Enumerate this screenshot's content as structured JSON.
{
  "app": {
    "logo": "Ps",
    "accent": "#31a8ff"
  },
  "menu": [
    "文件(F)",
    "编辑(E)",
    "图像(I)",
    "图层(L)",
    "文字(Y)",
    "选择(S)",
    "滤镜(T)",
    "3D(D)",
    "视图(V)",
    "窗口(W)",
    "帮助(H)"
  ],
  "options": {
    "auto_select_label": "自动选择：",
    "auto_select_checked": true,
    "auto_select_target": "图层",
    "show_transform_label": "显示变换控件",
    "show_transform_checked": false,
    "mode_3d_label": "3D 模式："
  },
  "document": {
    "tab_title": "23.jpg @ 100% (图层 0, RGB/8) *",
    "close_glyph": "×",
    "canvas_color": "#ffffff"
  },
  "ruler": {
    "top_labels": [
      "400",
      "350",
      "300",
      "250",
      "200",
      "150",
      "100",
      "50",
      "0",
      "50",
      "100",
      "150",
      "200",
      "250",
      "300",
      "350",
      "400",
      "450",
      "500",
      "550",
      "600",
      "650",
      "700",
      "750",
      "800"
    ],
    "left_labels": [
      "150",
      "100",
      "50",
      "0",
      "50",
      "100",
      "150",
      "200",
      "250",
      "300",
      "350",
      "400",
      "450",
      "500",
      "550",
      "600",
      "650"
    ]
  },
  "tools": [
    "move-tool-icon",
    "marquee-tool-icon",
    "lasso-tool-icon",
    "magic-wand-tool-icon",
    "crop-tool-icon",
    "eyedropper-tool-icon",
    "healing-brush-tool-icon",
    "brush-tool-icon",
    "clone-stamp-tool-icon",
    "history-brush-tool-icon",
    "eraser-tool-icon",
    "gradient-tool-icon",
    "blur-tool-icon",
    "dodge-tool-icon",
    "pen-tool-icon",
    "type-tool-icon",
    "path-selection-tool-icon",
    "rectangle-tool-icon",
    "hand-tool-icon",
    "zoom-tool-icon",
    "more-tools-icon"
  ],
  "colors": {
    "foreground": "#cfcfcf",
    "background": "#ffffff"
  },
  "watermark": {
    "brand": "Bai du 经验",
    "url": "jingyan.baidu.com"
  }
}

EXERCISE PROMPT:
Copy each record from above exactly, and include every line.

TASK RESPONSE:
Enumerate this screenshot's content as structured JSON.
{
  "app": {
    "logo": "Ps",
    "accent": "#31a8ff"
  },
  "menu": [
    "文件(F)",
    "编辑(E)",
    "图像(I)",
    "图层(L)",
    "文字(Y)",
    "选择(S)",
    "滤镜(T)",
    "3D(D)",
    "视图(V)",
    "窗口(W)",
    "帮助(H)"
  ],
  "options": {
    "auto_select_label": "自动选择：",
    "auto_select_checked": true,
    "auto_select_target": "图层",
    "show_transform_label": "显示变换控件",
    "show_transform_checked": false,
    "mode_3d_label": "3D 模式："
  },
  "document": {
    "tab_title": "23.jpg @ 100% (图层 0, RGB/8) *",
    "close_glyph": "×",
    "canvas_color": "#ffffff"
  },
  "ruler": {
    "top_labels": [
      "400",
      "350",
      "300",
      "250",
      "200",
      "150",
      "100",
      "50",
      "0",
      "50",
      "100",
      "150",
      "200",
      "250",
      "300",
      "350",
      "400",
      "450",
      "500",
      "550",
      "600",
      "650",
      "700",
      "750",
      "800"
    ],
    "left_labels": [
      "150",
      "100",
      "50",
      "0",
      "50",
      "100",
      "150",
      "200",
      "250",
      "300",
      "350",
      "400",
      "450",
      "500",
      "550",
      "600",
      "650"
    ]
  },
  "tools": [
    "move-tool-icon",
    "marquee-tool-icon",
    "lasso-tool-icon",
    "magic-wand-tool-icon",
    "crop-tool-icon",
    "eyedropper-tool-icon",
    "healing-brush-tool-icon",
    "brush-tool-icon",
    "clone-stamp-tool-icon",
    "history-brush-tool-icon",
    "eraser-tool-icon",
    "gradient-tool-icon",
    "blur-tool-icon",
    "dodge-tool-icon",
    "pen-tool-icon",
    "type-tool-icon",
    "path-selection-tool-icon",
    "rectangle-tool-icon",
    "hand-tool-icon",
    "zoom-tool-icon",
    "more-tools-icon"
  ],
  "colors": {
    "foreground": "#cfcfcf",
    "background": "#ffffff"
  },
  "watermark": {
    "brand": "Bai du 经验",
    "url": "jingyan.baidu.com"
  }
}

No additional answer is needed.